_DO THIS_. Print out every line, exactly as written.

_RECORDS TO PROCESS_.
- - - - - - -
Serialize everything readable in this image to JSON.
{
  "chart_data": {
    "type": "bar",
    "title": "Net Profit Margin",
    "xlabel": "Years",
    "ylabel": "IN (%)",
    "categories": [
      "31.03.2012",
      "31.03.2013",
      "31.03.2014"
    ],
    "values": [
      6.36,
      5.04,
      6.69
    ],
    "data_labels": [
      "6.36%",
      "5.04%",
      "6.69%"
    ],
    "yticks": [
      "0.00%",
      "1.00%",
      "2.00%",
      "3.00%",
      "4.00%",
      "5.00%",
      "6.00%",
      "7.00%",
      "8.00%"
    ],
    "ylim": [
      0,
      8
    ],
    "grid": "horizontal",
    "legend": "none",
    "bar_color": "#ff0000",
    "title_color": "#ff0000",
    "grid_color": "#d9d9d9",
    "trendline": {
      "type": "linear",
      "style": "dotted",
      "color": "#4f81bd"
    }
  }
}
- - - - - - -
_WRITTEN RESPONSE_.
Serialize everything readable in this image to JSON.
{
  "chart_data": {
    "type": "bar",
    "title": "Net Profit Margin",
    "xlabel": "Years",
    "ylabel": "IN (%)",
    "categories": [
      "31.03.2012",
      "31.03.2013",
      "31.03.2014"
    ],
    "values": [
      6.36,
      5.04,
      6.69
    ],
    "data_labels": [
      "6.36%",
      "5.04%",
      "6.69%"
    ],
    "yticks": [
      "0.00%",
      "1.00%",
      "2.00%",
      "3.00%",
      "4.00%",
      "5.00%",
      "6.00%",
      "7.00%",
      "8.00%"
    ],
    "ylim": [
      0,
      8
    ],
    "grid": "horizontal",
    "legend": "none",
    "bar_color": "#ff0000",
    "title_color": "#ff0000",
    "grid_color": "#d9d9d9",
    "trendline": {
      "type": "linear",
      "style": "dotted",
      "color": "#4f81bd"
    }
  }
}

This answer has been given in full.